═════ RECORDS FOR THE EXERCISE ═════
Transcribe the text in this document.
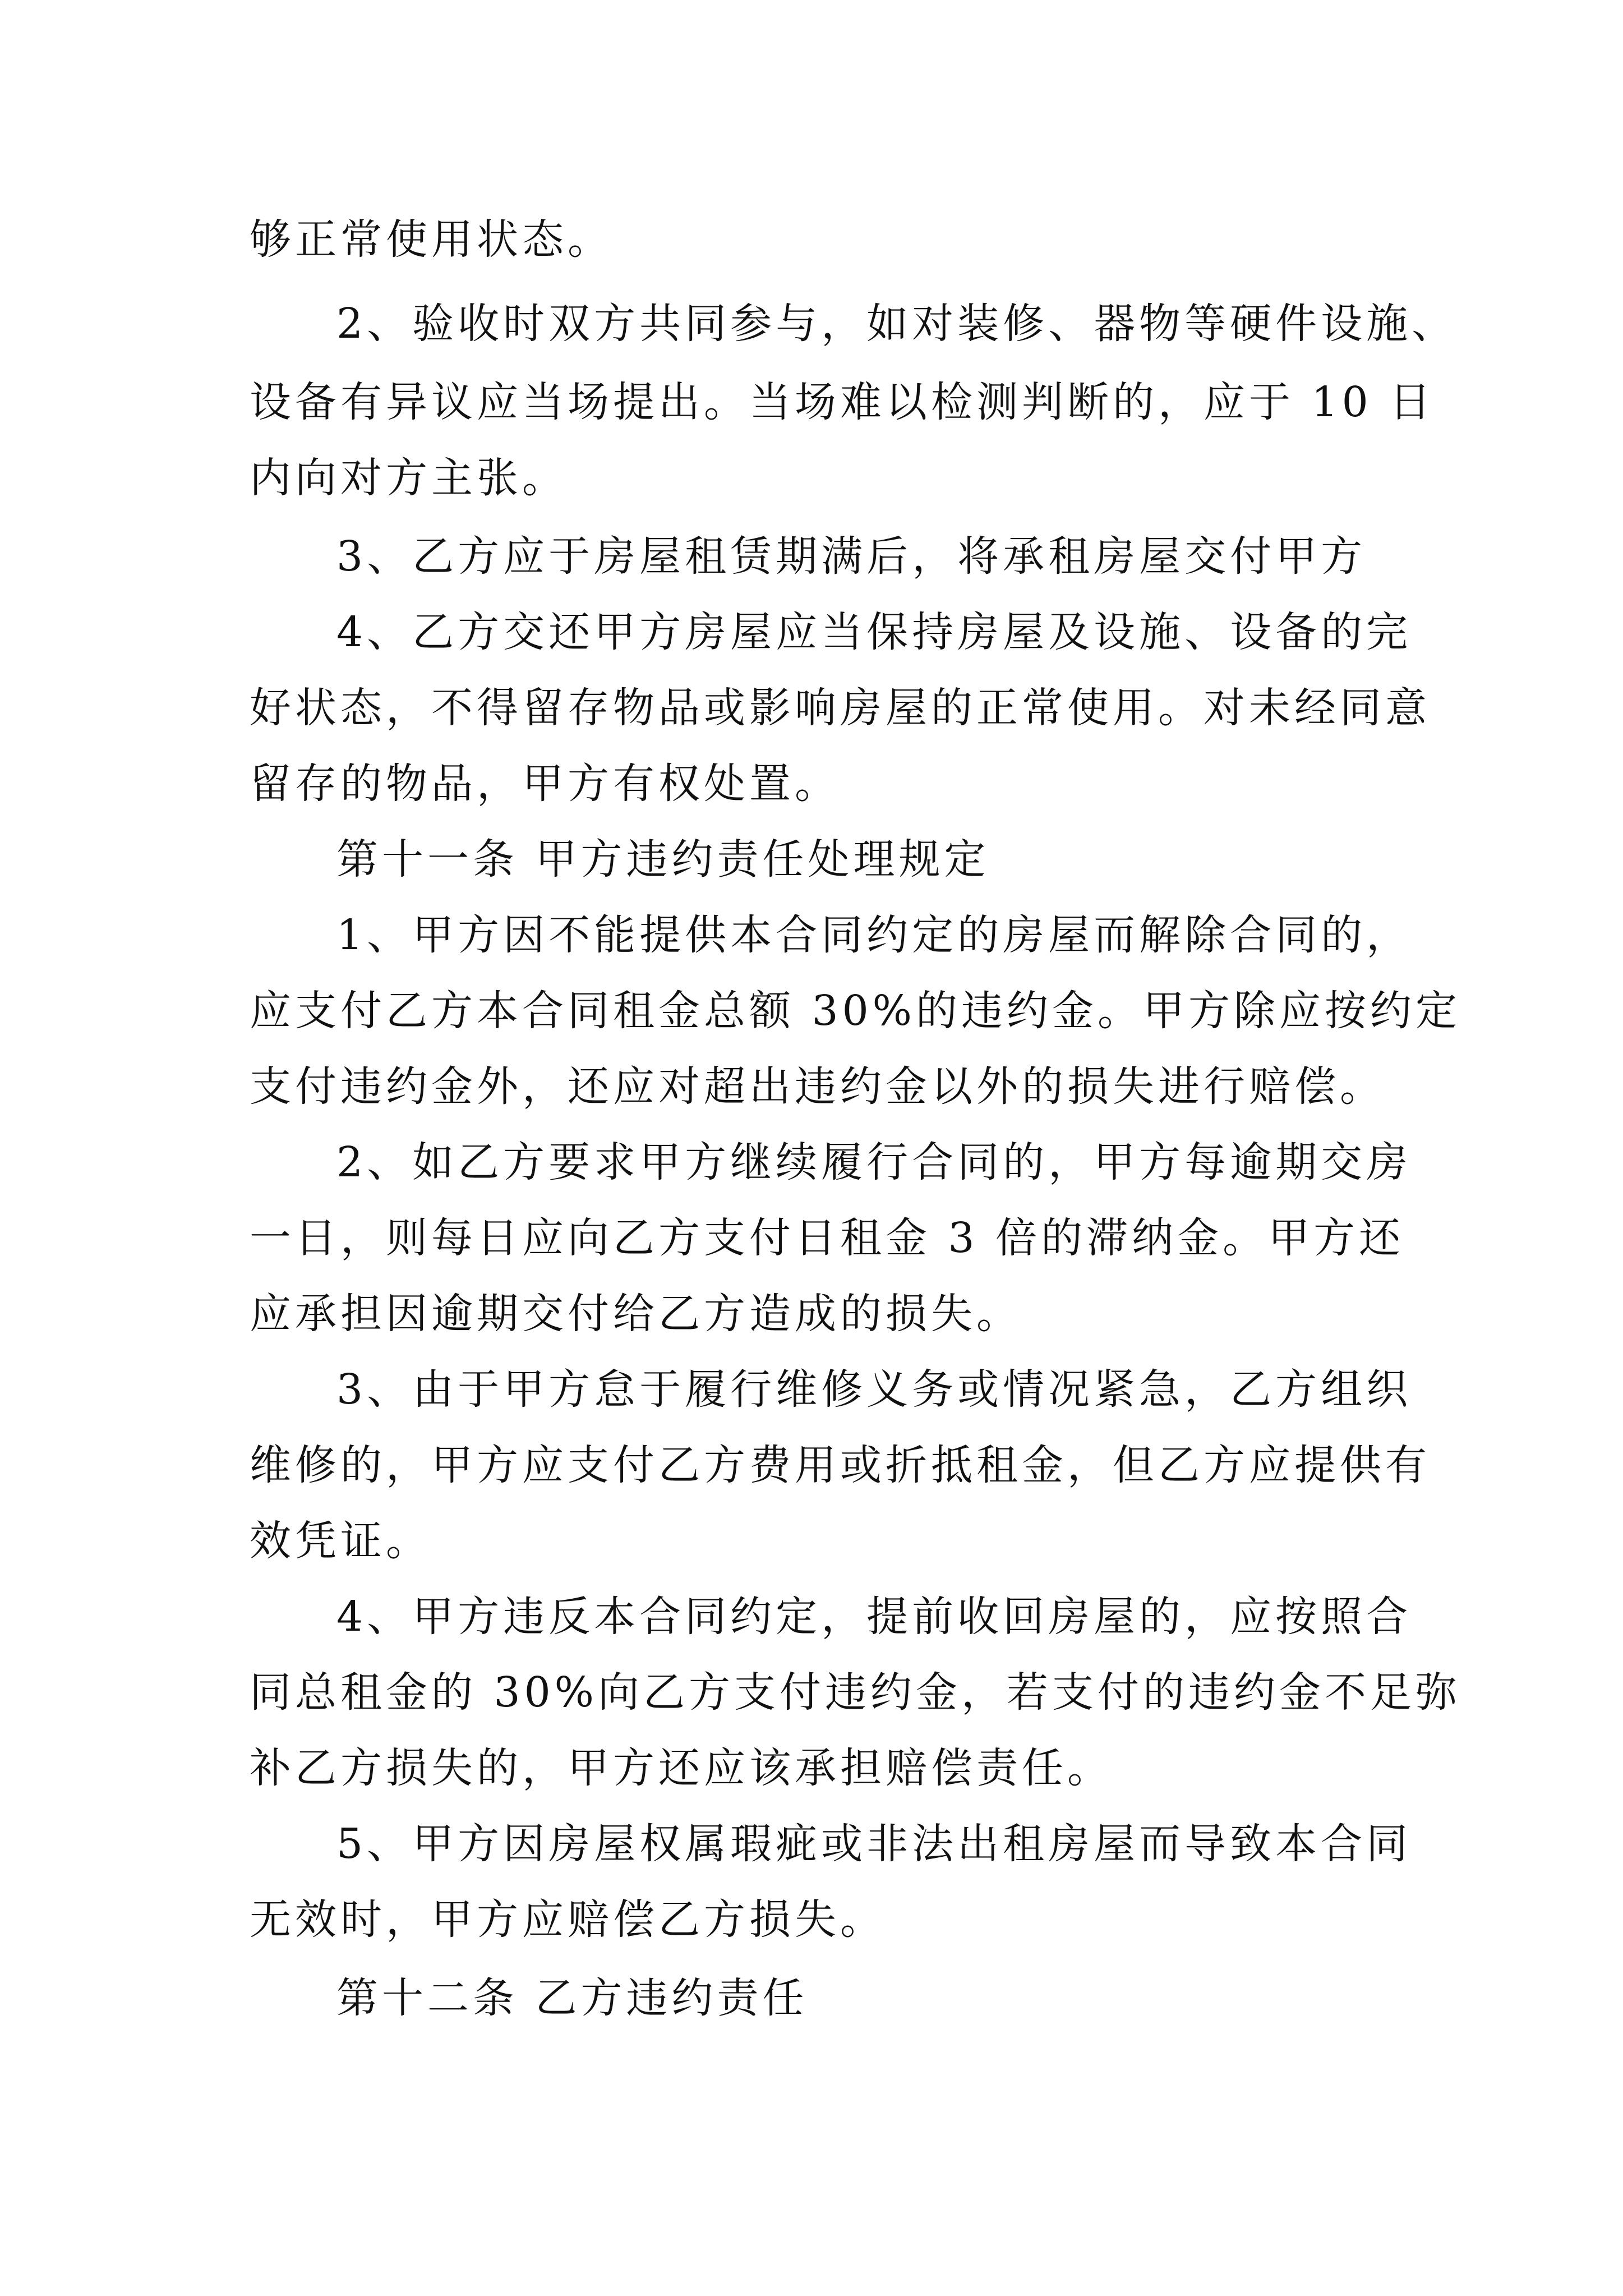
够正常使用状态。
2、验收时双方共同参与，如对装修、器物等硬件设施、
设备有异议应当场提出。当场难以检测判断的，应于 10 日
内向对方主张。
3、乙方应于房屋租赁期满后，将承租房屋交付甲方
4、乙方交还甲方房屋应当保持房屋及设施、设备的完
好状态，不得留存物品或影响房屋的正常使用。对未经同意
留存的物品，甲方有权处置。
第十一条 甲方违约责任处理规定
1、甲方因不能提供本合同约定的房屋而解除合同的，
应支付乙方本合同租金总额 30%的违约金。甲方除应按约定
支付违约金外，还应对超出违约金以外的损失进行赔偿。
2、如乙方要求甲方继续履行合同的，甲方每逾期交房
一日，则每日应向乙方支付日租金 3 倍的滞纳金。甲方还
应承担因逾期交付给乙方造成的损失。
3、由于甲方怠于履行维修义务或情况紧急，乙方组织
维修的，甲方应支付乙方费用或折抵租金，但乙方应提供有
效凭证。
4、甲方违反本合同约定，提前收回房屋的，应按照合
同总租金的 30%向乙方支付违约金，若支付的违约金不足弥
补乙方损失的，甲方还应该承担赔偿责任。
5、甲方因房屋权属瑕疵或非法出租房屋而导致本合同
无效时，甲方应赔偿乙方损失。
第十二条 乙方违约责任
═════
_PROBLEM TO WORK ON_. Every line above should be returned exactly; the pictures stay out.

_RESULT OF THE TASK_.
Transcribe the text in this document.
够正常使用状态。
2、验收时双方共同参与，如对装修、器物等硬件设施、
设备有异议应当场提出。当场难以检测判断的，应于 10 日
内向对方主张。
3、乙方应于房屋租赁期满后，将承租房屋交付甲方
4、乙方交还甲方房屋应当保持房屋及设施、设备的完
好状态，不得留存物品或影响房屋的正常使用。对未经同意
留存的物品，甲方有权处置。
第十一条 甲方违约责任处理规定
1、甲方因不能提供本合同约定的房屋而解除合同的，
应支付乙方本合同租金总额 30%的违约金。甲方除应按约定
支付违约金外，还应对超出违约金以外的损失进行赔偿。
2、如乙方要求甲方继续履行合同的，甲方每逾期交房
一日，则每日应向乙方支付日租金 3 倍的滞纳金。甲方还
应承担因逾期交付给乙方造成的损失。
3、由于甲方怠于履行维修义务或情况紧急，乙方组织
维修的，甲方应支付乙方费用或折抵租金，但乙方应提供有
效凭证。
4、甲方违反本合同约定，提前收回房屋的，应按照合
同总租金的 30%向乙方支付违约金，若支付的违约金不足弥
补乙方损失的，甲方还应该承担赔偿责任。
5、甲方因房屋权属瑕疵或非法出租房屋而导致本合同
无效时，甲方应赔偿乙方损失。
第十二条 乙方违约责任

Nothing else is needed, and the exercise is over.